**WHAT NEEDS TO BE DONE:**
The word "name" occurs in some lines of the data. Return each such line.

Start of Block

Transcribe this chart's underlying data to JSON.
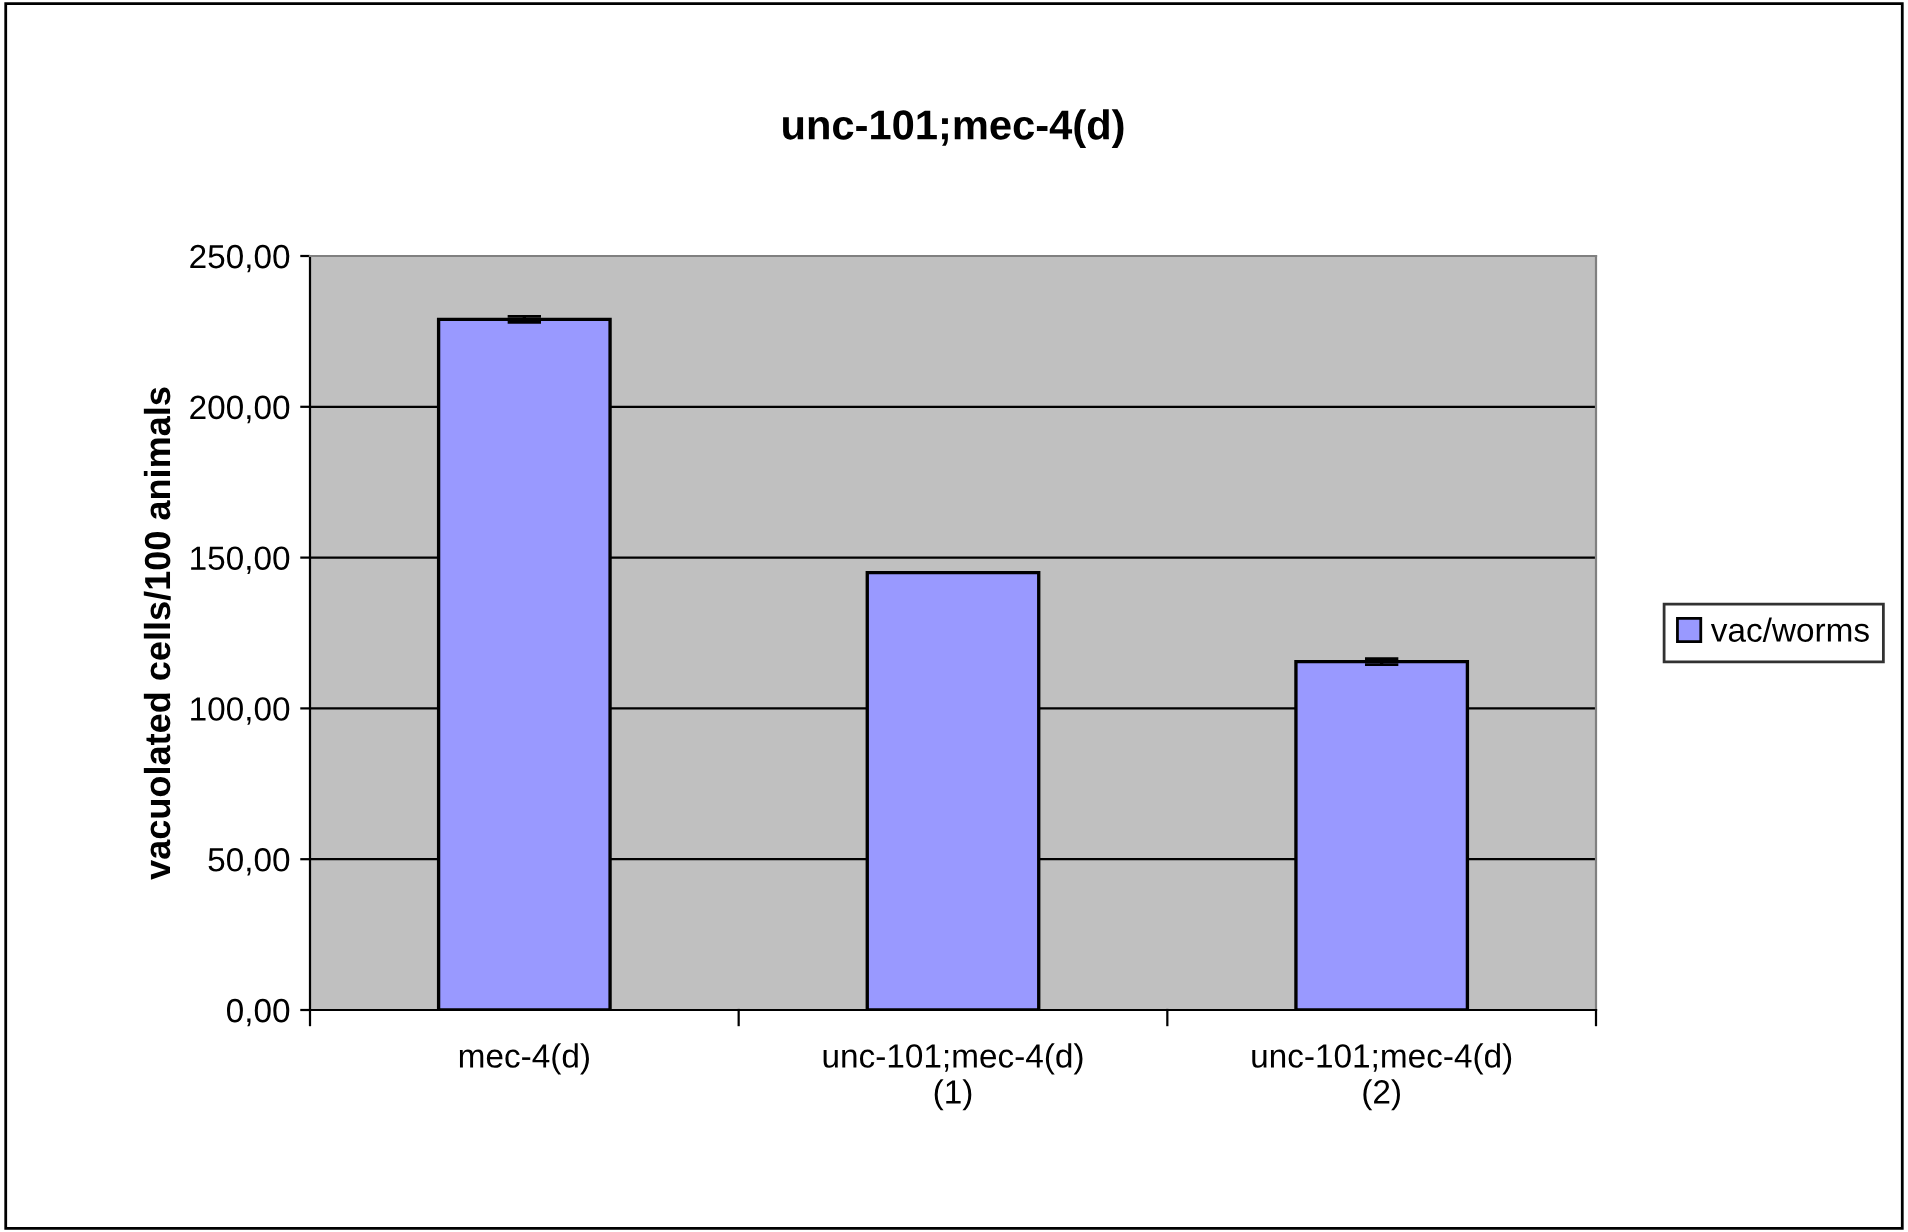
{
  "chart_data": {
    "type": "bar",
    "title": "unc-101;mec-4(d)",
    "ylabel": "vacuolated cells/100 animals",
    "categories": [
      "mec-4(d)",
      "unc-101;mec-4(d)\n(1)",
      "unc-101;mec-4(d)\n(2)"
    ],
    "series": [
      {
        "name": "vac/worms",
        "color": "#9999ff",
        "values": [
          229,
          145,
          115.5
        ],
        "errors": [
          1,
          null,
          1
        ]
      }
    ],
    "ylim": [
      0,
      250
    ],
    "yticks": [
      {
        "value": 0,
        "label": "0,00"
      },
      {
        "value": 50,
        "label": "50,00"
      },
      {
        "value": 100,
        "label": "100,00"
      },
      {
        "value": 150,
        "label": "150,00"
      },
      {
        "value": 200,
        "label": "200,00"
      },
      {
        "value": 250,
        "label": "250,00"
      }
    ],
    "grid": "y",
    "legend": "right"
  }
}
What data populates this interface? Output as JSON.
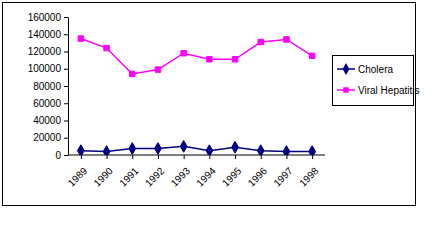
{
  "chart_data": {
    "type": "line",
    "categories": [
      "1989",
      "1990",
      "1991",
      "1992",
      "1993",
      "1994",
      "1995",
      "1996",
      "1997",
      "1998"
    ],
    "series": [
      {
        "name": "Cholera",
        "color": "#000080",
        "marker": "diamond",
        "values": [
          5000,
          4000,
          7500,
          7500,
          10000,
          5000,
          9000,
          5000,
          4000,
          4000
        ]
      },
      {
        "name": "Viral Hepatitis",
        "color": "#ff00ff",
        "marker": "square",
        "values": [
          135000,
          124000,
          94000,
          99000,
          118000,
          111000,
          111000,
          131000,
          134000,
          115000
        ]
      }
    ],
    "ylim": [
      0,
      160000
    ],
    "yticks": [
      0,
      20000,
      40000,
      60000,
      80000,
      100000,
      120000,
      140000,
      160000
    ],
    "grid": false,
    "legend": "right"
  }
}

End of Block

**SOLUTION TO THE PROBLEM:**
        "name": "vac/worms",
        "name": "Cholera",
        "name": "Viral Hepatitis",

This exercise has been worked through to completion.